---- RECORDS TO USE

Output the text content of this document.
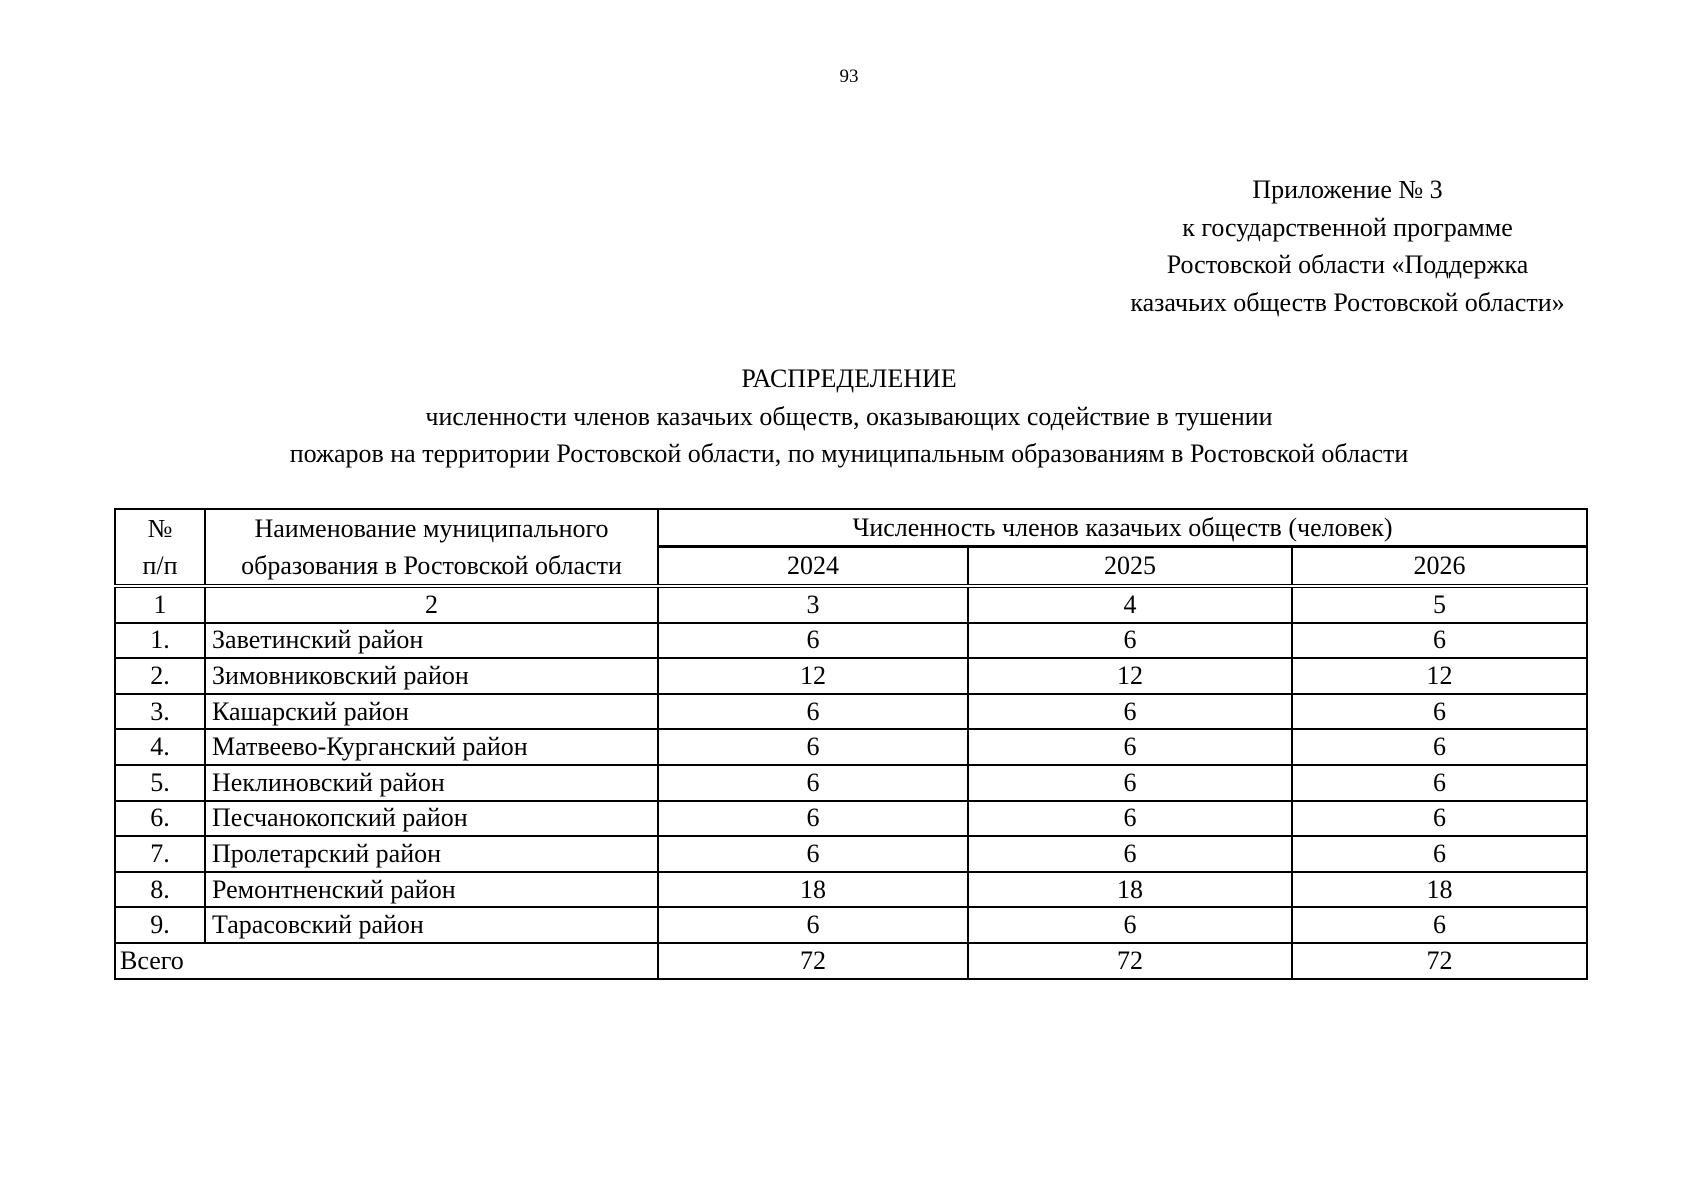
93
Приложение № 3
к государственной программе
Ростовской области «Поддержка
казачьих обществ Ростовской области»
РАСПРЕДЕЛЕНИЕ
численности членов казачьих обществ, оказывающих содействие в тушении
пожаров на территории Ростовской области, по муниципальным образованиям в Ростовской области
№ п/п	Наименование муниципального образования в Ростовской области	Численность членов казачьих обществ (человек)		
		2024	2025	2026
1	2	3	4	5
1.	Заветинский район	6	6	6
2.	Зимовниковский район	12	12	12
3.	Кашарский район	6	6	6
4.	Матвеево-Курганский район	6	6	6
5.	Неклиновский район	6	6	6
6.	Песчанокопский район	6	6	6
7.	Пролетарский район	6	6	6
8.	Ремонтненский район	18	18	18
9.	Тарасовский район	6	6	6
Всего		72	72	72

--------

▶ _GOAL_
Without the pictures, restate each entry exactly.

▶ _FINISHED ANSWER_
Output the text content of this document.
93
Приложение № 3
к государственной программе
Ростовской области «Поддержка
казачьих обществ Ростовской области»
РАСПРЕДЕЛЕНИЕ
численности членов казачьих обществ, оказывающих содействие в тушении
пожаров на территории Ростовской области, по муниципальным образованиям в Ростовской области
№ п/п	Наименование муниципального образования в Ростовской области	Численность членов казачьих обществ (человек)		
		2024	2025	2026
1	2	3	4	5
1.	Заветинский район	6	6	6
2.	Зимовниковский район	12	12	12
3.	Кашарский район	6	6	6
4.	Матвеево-Курганский район	6	6	6
5.	Неклиновский район	6	6	6
6.	Песчанокопский район	6	6	6
7.	Пролетарский район	6	6	6
8.	Ремонтненский район	18	18	18
9.	Тарасовский район	6	6	6
Всего		72	72	72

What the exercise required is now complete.